(Extracted data entries)
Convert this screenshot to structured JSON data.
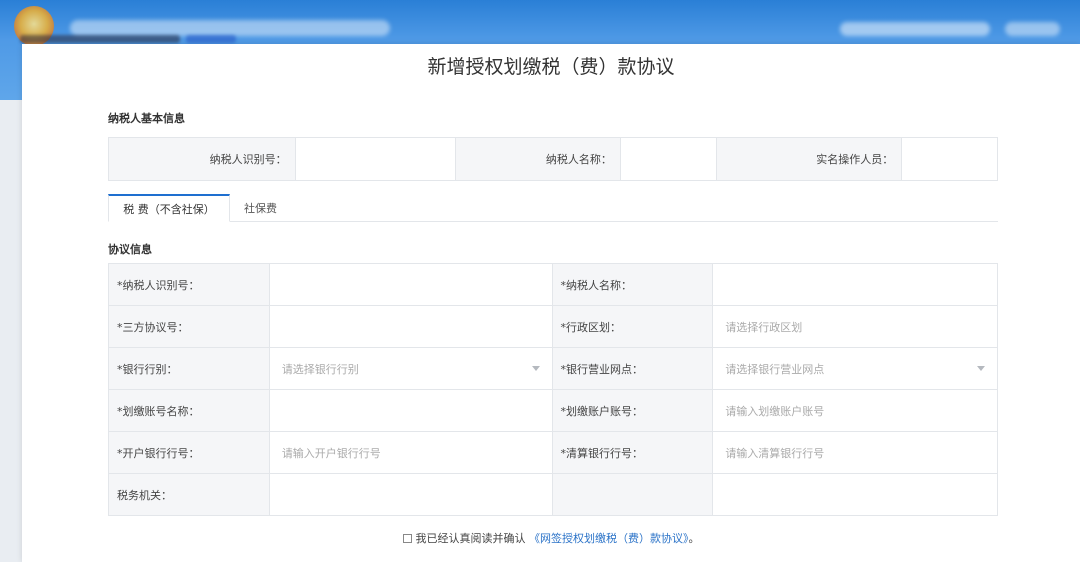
{
  "page": {
    "title": "新增授权划缴税（费）款协议"
  },
  "basic_info": {
    "section_title": "纳税人基本信息",
    "fields": [
      {
        "label": "纳税人识别号：",
        "value": ""
      },
      {
        "label": "纳税人名称：",
        "value": ""
      },
      {
        "label": "实名操作人员：",
        "value": ""
      }
    ]
  },
  "tabs": [
    {
      "label": "税 费（不含社保）",
      "active": true
    },
    {
      "label": "社保费",
      "active": false
    }
  ],
  "agreement": {
    "section_title": "协议信息",
    "rows": [
      {
        "l1": "*纳税人识别号：",
        "v1": "",
        "l2": "*纳税人名称：",
        "v2": ""
      },
      {
        "l1": "*三方协议号：",
        "v1": "",
        "l2": "*行政区划：",
        "v2": "请选择行政区划"
      },
      {
        "l1": "*银行行别：",
        "v1": "请选择银行行别",
        "l2": "*银行营业网点：",
        "v2": "请选择银行营业网点"
      },
      {
        "l1": "*划缴账号名称：",
        "v1": "",
        "l2": "*划缴账户账号：",
        "v2": "请输入划缴账户账号"
      },
      {
        "l1": "*开户银行行号：",
        "v1": "请输入开户银行行号",
        "l2": "*清算银行行号：",
        "v2": "请输入清算银行行号"
      },
      {
        "l1": "税务机关：",
        "v1": "",
        "l2": "",
        "v2": ""
      }
    ]
  },
  "confirm": {
    "prefix": "我已经认真阅读并确认",
    "link": "《网签授权划缴税（费）款协议》",
    "suffix": "。"
  }
}
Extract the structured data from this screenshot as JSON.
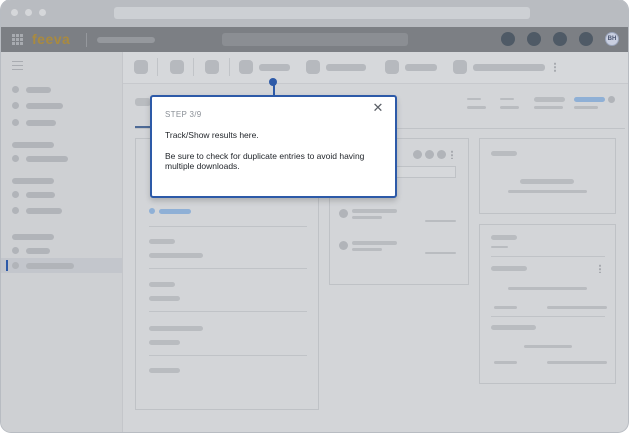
{
  "app": {
    "logo_text": "feeva",
    "avatar_initials": "BH"
  },
  "tooltip": {
    "step": "STEP 3/9",
    "title": "Track/Show results here.",
    "body": "Be sure to check for duplicate entries to avoid having multiple downloads.",
    "close_symbol": "✕"
  },
  "icons": {
    "apps": "grid-icon",
    "menu": "hamburger-icon",
    "close": "close-icon",
    "more": "kebab-icon"
  },
  "colors": {
    "accent": "#2d5aa8",
    "logo": "#a98a3f",
    "header_bg": "#7c7f84"
  }
}
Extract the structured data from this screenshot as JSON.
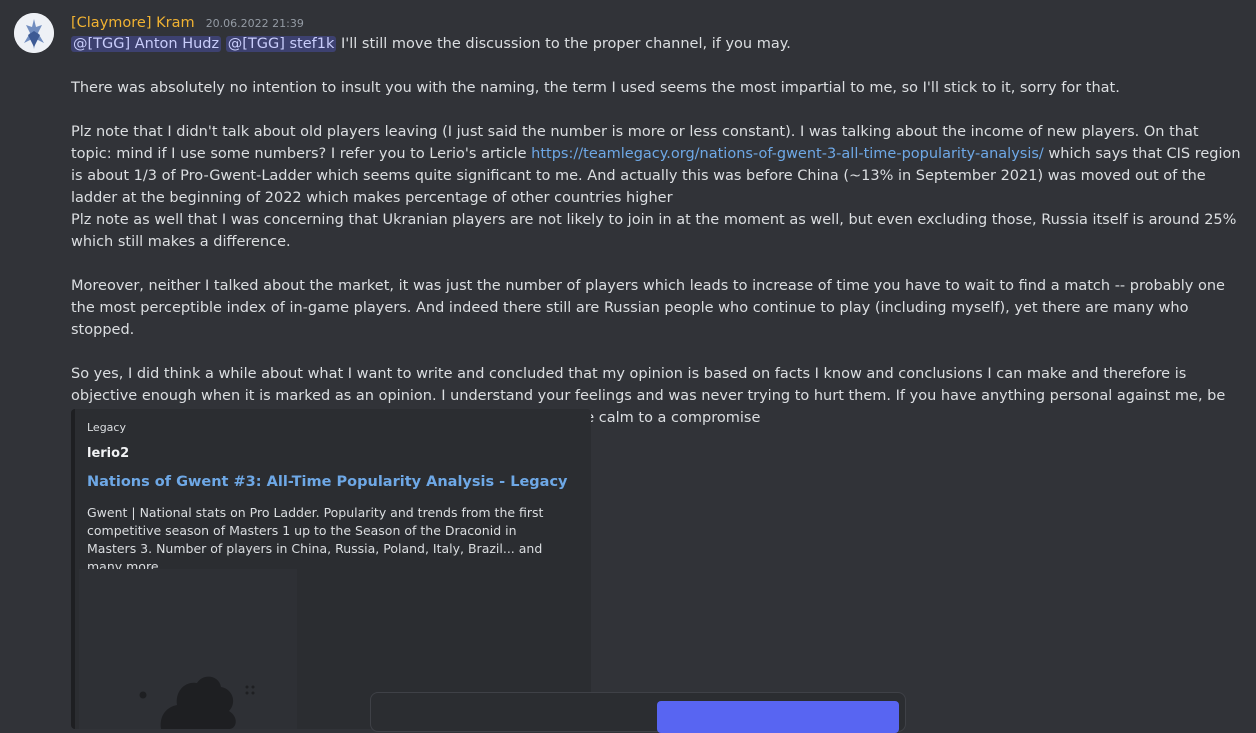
{
  "message": {
    "author": "[Claymore] Kram",
    "timestamp": "20.06.2022 21:39",
    "mentions": [
      "@[TGG] Anton Hudz",
      "@[TGG] stef1k"
    ],
    "line1_after_mentions": "I'll still move the discussion to the proper channel, if you may.",
    "paragraph2": "There was absolutely no intention to insult you with the naming, the term I used seems the most impartial to me, so I'll stick to it, sorry for that.",
    "paragraph3_before_link": "Plz note that I didn't talk about old players leaving (I just said the number is more or less constant). I was talking about the income of new players. On that topic: mind if I use some numbers? I refer you to Lerio's article",
    "paragraph3_link": "https://teamlegacy.org/nations-of-gwent-3-all-time-popularity-analysis/",
    "paragraph3_after_link": "which says that CIS region is about 1/3 of Pro-Gwent-Ladder which seems quite significant to me. And actually this was before China (~13% in September 2021) was moved out of the ladder at the beginning of 2022 which makes percentage of other countries higher",
    "paragraph3b": "Plz note as well that I was concerning that Ukranian players are not likely to join in at the moment as well, but even excluding those, Russia itself is around 25% which still makes a difference.",
    "paragraph4": "Moreover, neither I talked about the market, it was just the number of players which leads to increase of time you have to wait to find a match -- probably one the most perceptible index of in-game players. And indeed there still are Russian people who continue to play (including myself), yet there are many who stopped.",
    "paragraph5": "So yes, I did think a while about what I want to write and concluded that my opinion is based on facts I know and conclusions I can make and therefore is objective enough when it is marked as an opinion. I understand your feelings and was never trying to hurt them. If you have anything personal against me, be sure to contact me in any messenger/social network you can so that we calm to a compromise"
  },
  "embed": {
    "provider": "Legacy",
    "author": "lerio2",
    "title": "Nations of Gwent #3: All-Time Popularity Analysis - Legacy",
    "description": "Gwent | National stats on Pro Ladder. Popularity and trends from the first competitive season of Masters 1 up to the Season of the Draconid in Masters 3. Number of players in China, Russia, Poland, Italy, Brazil... and many more."
  },
  "colors": {
    "background": "#313338",
    "author": "#f0b232",
    "link": "#6ea8e6",
    "mention_bg": "#4b4f8f",
    "embed_bg": "#2b2d31",
    "button": "#5865f2"
  }
}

■ What you have to do: Set down the material above as is, without any pictures.

■ Solution for this problem:
Convert this screenshot to structured JSON data.
{
  "page": {
    "title": "新增授权划缴税（费）款协议"
  },
  "basic_info": {
    "section_title": "纳税人基本信息",
    "fields": [
      {
        "label": "纳税人识别号：",
        "value": ""
      },
      {
        "label": "纳税人名称：",
        "value": ""
      },
      {
        "label": "实名操作人员：",
        "value": ""
      }
    ]
  },
  "tabs": [
    {
      "label": "税 费（不含社保）",
      "active": true
    },
    {
      "label": "社保费",
      "active": false
    }
  ],
  "agreement": {
    "section_title": "协议信息",
    "rows": [
      {
        "l1": "*纳税人识别号：",
        "v1": "",
        "l2": "*纳税人名称：",
        "v2": ""
      },
      {
        "l1": "*三方协议号：",
        "v1": "",
        "l2": "*行政区划：",
        "v2": "请选择行政区划"
      },
      {
        "l1": "*银行行别：",
        "v1": "请选择银行行别",
        "l2": "*银行营业网点：",
        "v2": "请选择银行营业网点"
      },
      {
        "l1": "*划缴账号名称：",
        "v1": "",
        "l2": "*划缴账户账号：",
        "v2": "请输入划缴账户账号"
      },
      {
        "l1": "*开户银行行号：",
        "v1": "请输入开户银行行号",
        "l2": "*清算银行行号：",
        "v2": "请输入清算银行行号"
      },
      {
        "l1": "税务机关：",
        "v1": "",
        "l2": "",
        "v2": ""
      }
    ]
  },
  "confirm": {
    "prefix": "我已经认真阅读并确认",
    "link": "《网签授权划缴税（费）款协议》",
    "suffix": "。"
  }
}
Extract the structured data from this screenshot as JSON.
{
  "app": {
    "logo_text": "feeva",
    "avatar_initials": "BH"
  },
  "tooltip": {
    "step": "STEP 3/9",
    "title": "Track/Show results here.",
    "body": "Be sure to check for duplicate entries to avoid having multiple downloads.",
    "close_symbol": "✕"
  },
  "icons": {
    "apps": "grid-icon",
    "menu": "hamburger-icon",
    "close": "close-icon",
    "more": "kebab-icon"
  },
  "colors": {
    "accent": "#2d5aa8",
    "logo": "#a98a3f",
    "header_bg": "#7c7f84"
  }
}
Extract the structured data from this screenshot as JSON.
{
  "message": {
    "author": "[Claymore] Kram",
    "timestamp": "20.06.2022 21:39",
    "mentions": [
      "@[TGG] Anton Hudz",
      "@[TGG] stef1k"
    ],
    "line1_after_mentions": "I'll still move the discussion to the proper channel, if you may.",
    "paragraph2": "There was absolutely no intention to insult you with the naming, the term I used seems the most impartial to me, so I'll stick to it, sorry for that.",
    "paragraph3_before_link": "Plz note that I didn't talk about old players leaving (I just said the number is more or less constant). I was talking about the income of new players. On that topic: mind if I use some numbers? I refer you to Lerio's article",
    "paragraph3_link": "https://teamlegacy.org/nations-of-gwent-3-all-time-popularity-analysis/",
    "paragraph3_after_link": "which says that CIS region is about 1/3 of Pro-Gwent-Ladder which seems quite significant to me. And actually this was before China (~13% in September 2021) was moved out of the ladder at the beginning of 2022 which makes percentage of other countries higher",
    "paragraph3b": "Plz note as well that I was concerning that Ukranian players are not likely to join in at the moment as well, but even excluding those, Russia itself is around 25% which still makes a difference.",
    "paragraph4": "Moreover, neither I talked about the market, it was just the number of players which leads to increase of time you have to wait to find a match -- probably one the most perceptible index of in-game players. And indeed there still are Russian people who continue to play (including myself), yet there are many who stopped.",
    "paragraph5": "So yes, I did think a while about what I want to write and concluded that my opinion is based on facts I know and conclusions I can make and therefore is objective enough when it is marked as an opinion. I understand your feelings and was never trying to hurt them. If you have anything personal against me, be sure to contact me in any messenger/social network you can so that we calm to a compromise"
  },
  "embed": {
    "provider": "Legacy",
    "author": "lerio2",
    "title": "Nations of Gwent #3: All-Time Popularity Analysis - Legacy",
    "description": "Gwent | National stats on Pro Ladder. Popularity and trends from the first competitive season of Masters 1 up to the Season of the Draconid in Masters 3. Number of players in China, Russia, Poland, Italy, Brazil... and many more."
  },
  "colors": {
    "background": "#313338",
    "author": "#f0b232",
    "link": "#6ea8e6",
    "mention_bg": "#4b4f8f",
    "embed_bg": "#2b2d31",
    "button": "#5865f2"
  }
}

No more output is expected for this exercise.